*Set exercise:* Set down all of the entries word for word, omitting the images they contain.

*Records provided:*

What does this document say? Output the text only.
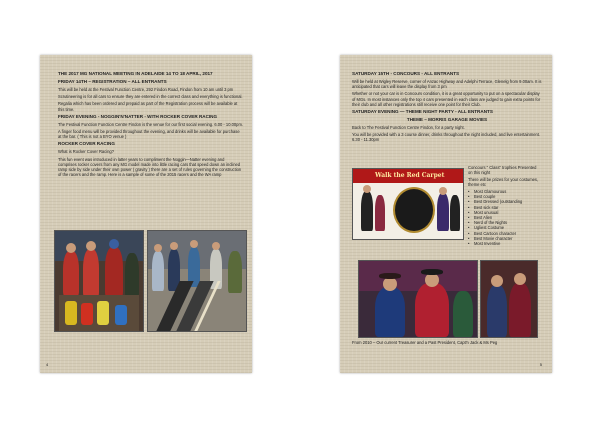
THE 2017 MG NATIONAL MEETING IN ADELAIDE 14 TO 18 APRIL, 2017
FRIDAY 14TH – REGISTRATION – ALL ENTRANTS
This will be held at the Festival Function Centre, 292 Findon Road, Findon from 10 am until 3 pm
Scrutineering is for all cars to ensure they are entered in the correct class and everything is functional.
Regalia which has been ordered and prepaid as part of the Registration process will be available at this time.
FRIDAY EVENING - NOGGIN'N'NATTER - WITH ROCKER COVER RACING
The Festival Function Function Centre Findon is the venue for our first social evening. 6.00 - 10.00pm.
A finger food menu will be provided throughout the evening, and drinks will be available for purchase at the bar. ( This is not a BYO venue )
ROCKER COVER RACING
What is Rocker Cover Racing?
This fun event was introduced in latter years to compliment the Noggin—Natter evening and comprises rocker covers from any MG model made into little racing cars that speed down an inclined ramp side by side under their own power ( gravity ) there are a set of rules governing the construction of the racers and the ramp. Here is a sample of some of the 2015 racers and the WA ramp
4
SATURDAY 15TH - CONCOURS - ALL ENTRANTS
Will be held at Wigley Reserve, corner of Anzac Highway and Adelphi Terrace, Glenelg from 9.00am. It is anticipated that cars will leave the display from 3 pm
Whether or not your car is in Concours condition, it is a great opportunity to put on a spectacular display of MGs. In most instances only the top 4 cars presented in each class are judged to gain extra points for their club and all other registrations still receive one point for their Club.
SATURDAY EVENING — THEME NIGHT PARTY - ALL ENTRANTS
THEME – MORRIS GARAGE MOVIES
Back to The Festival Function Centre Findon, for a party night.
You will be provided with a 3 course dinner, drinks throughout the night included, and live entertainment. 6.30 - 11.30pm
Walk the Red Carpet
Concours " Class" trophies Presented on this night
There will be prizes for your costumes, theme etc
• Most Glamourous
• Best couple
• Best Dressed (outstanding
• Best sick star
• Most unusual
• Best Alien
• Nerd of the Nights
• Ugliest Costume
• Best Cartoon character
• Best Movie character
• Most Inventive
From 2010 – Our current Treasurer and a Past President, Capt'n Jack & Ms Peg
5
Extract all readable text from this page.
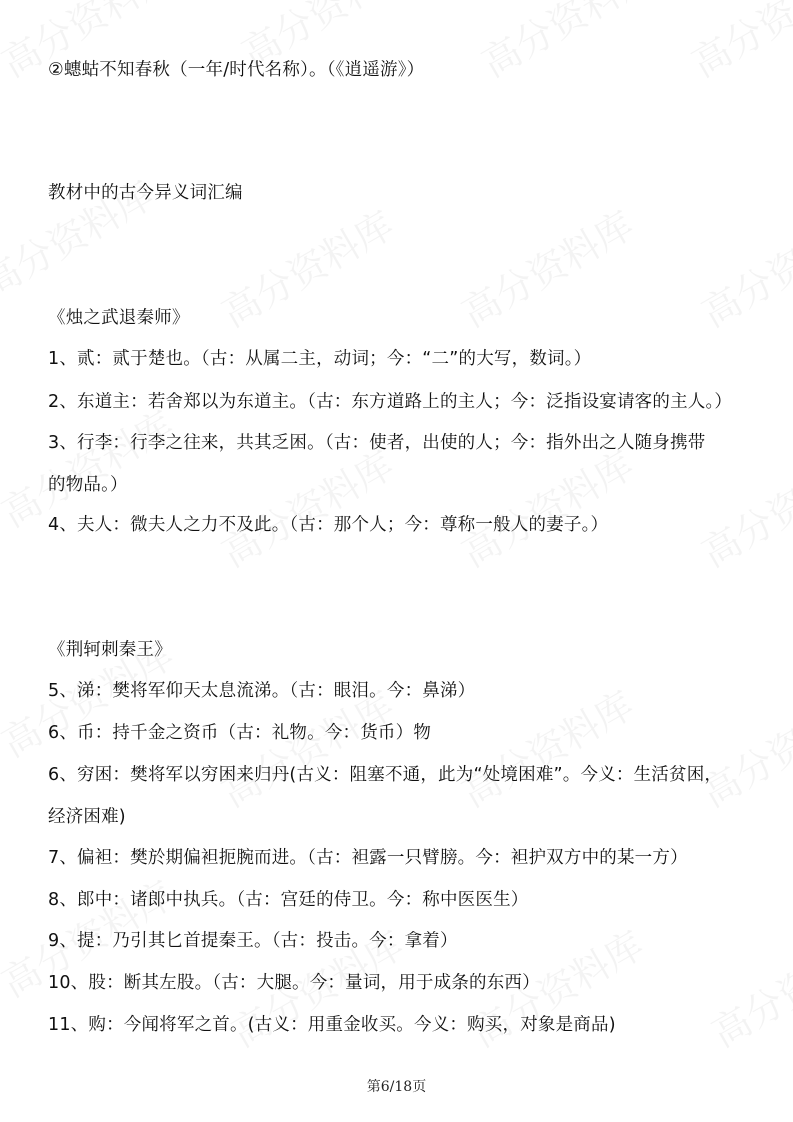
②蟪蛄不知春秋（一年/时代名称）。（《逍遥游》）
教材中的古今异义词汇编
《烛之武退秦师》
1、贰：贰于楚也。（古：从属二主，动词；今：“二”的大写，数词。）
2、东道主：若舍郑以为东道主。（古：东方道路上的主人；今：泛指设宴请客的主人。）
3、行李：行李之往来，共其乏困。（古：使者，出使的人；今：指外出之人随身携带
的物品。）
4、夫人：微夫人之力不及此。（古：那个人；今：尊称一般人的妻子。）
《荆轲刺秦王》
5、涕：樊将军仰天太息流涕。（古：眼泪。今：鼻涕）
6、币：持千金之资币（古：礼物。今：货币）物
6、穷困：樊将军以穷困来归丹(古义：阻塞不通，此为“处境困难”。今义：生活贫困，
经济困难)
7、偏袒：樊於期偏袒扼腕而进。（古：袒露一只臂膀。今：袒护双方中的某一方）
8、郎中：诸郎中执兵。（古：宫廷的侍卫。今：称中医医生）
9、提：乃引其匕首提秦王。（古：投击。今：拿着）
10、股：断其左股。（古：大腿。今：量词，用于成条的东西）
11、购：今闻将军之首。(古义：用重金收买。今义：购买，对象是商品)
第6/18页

*Solution below:*
What does this document say? Output the text only.
THE 2017 MG NATIONAL MEETING IN ADELAIDE 14 TO 18 APRIL, 2017
FRIDAY 14TH – REGISTRATION – ALL ENTRANTS
This will be held at the Festival Function Centre, 292 Findon Road, Findon from 10 am until 3 pm
Scrutineering is for all cars to ensure they are entered in the correct class and everything is functional.
Regalia which has been ordered and prepaid as part of the Registration process will be available at this time.
FRIDAY EVENING - NOGGIN'N'NATTER - WITH ROCKER COVER RACING
The Festival Function Function Centre Findon is the venue for our first social evening. 6.00 - 10.00pm.
A finger food menu will be provided throughout the evening, and drinks will be available for purchase at the bar. ( This is not a BYO venue )
ROCKER COVER RACING
What is Rocker Cover Racing?
This fun event was introduced in latter years to compliment the Noggin—Natter evening and comprises rocker covers from any MG model made into little racing cars that speed down an inclined ramp side by side under their own power ( gravity ) there are a set of rules governing the construction of the racers and the ramp. Here is a sample of some of the 2015 racers and the WA ramp
4
SATURDAY 15TH - CONCOURS - ALL ENTRANTS
Will be held at Wigley Reserve, corner of Anzac Highway and Adelphi Terrace, Glenelg from 9.00am. It is anticipated that cars will leave the display from 3 pm
Whether or not your car is in Concours condition, it is a great opportunity to put on a spectacular display of MGs. In most instances only the top 4 cars presented in each class are judged to gain extra points for their club and all other registrations still receive one point for their Club.
SATURDAY EVENING — THEME NIGHT PARTY - ALL ENTRANTS
THEME – MORRIS GARAGE MOVIES
Back to The Festival Function Centre Findon, for a party night.
You will be provided with a 3 course dinner, drinks throughout the night included, and live entertainment. 6.30 - 11.30pm
Walk the Red Carpet
Concours " Class" trophies Presented on this night
There will be prizes for your costumes, theme etc
• Most Glamourous
• Best couple
• Best Dressed (outstanding
• Best sick star
• Most unusual
• Best Alien
• Nerd of the Nights
• Ugliest Costume
• Best Cartoon character
• Best Movie character
• Most Inventive
From 2010 – Our current Treasurer and a Past President, Capt'n Jack & Ms Peg
5
Extract all readable text from this page.
②蟪蛄不知春秋（一年/时代名称）。（《逍遥游》）
教材中的古今异义词汇编
《烛之武退秦师》
1、贰：贰于楚也。（古：从属二主，动词；今：“二”的大写，数词。）
2、东道主：若舍郑以为东道主。（古：东方道路上的主人；今：泛指设宴请客的主人。）
3、行李：行李之往来，共其乏困。（古：使者，出使的人；今：指外出之人随身携带
的物品。）
4、夫人：微夫人之力不及此。（古：那个人；今：尊称一般人的妻子。）
《荆轲刺秦王》
5、涕：樊将军仰天太息流涕。（古：眼泪。今：鼻涕）
6、币：持千金之资币（古：礼物。今：货币）物
6、穷困：樊将军以穷困来归丹(古义：阻塞不通，此为“处境困难”。今义：生活贫困，
经济困难)
7、偏袒：樊於期偏袒扼腕而进。（古：袒露一只臂膀。今：袒护双方中的某一方）
8、郎中：诸郎中执兵。（古：宫廷的侍卫。今：称中医医生）
9、提：乃引其匕首提秦王。（古：投击。今：拿着）
10、股：断其左股。（古：大腿。今：量词，用于成条的东西）
11、购：今闻将军之首。(古义：用重金收买。今义：购买，对象是商品)
第6/18页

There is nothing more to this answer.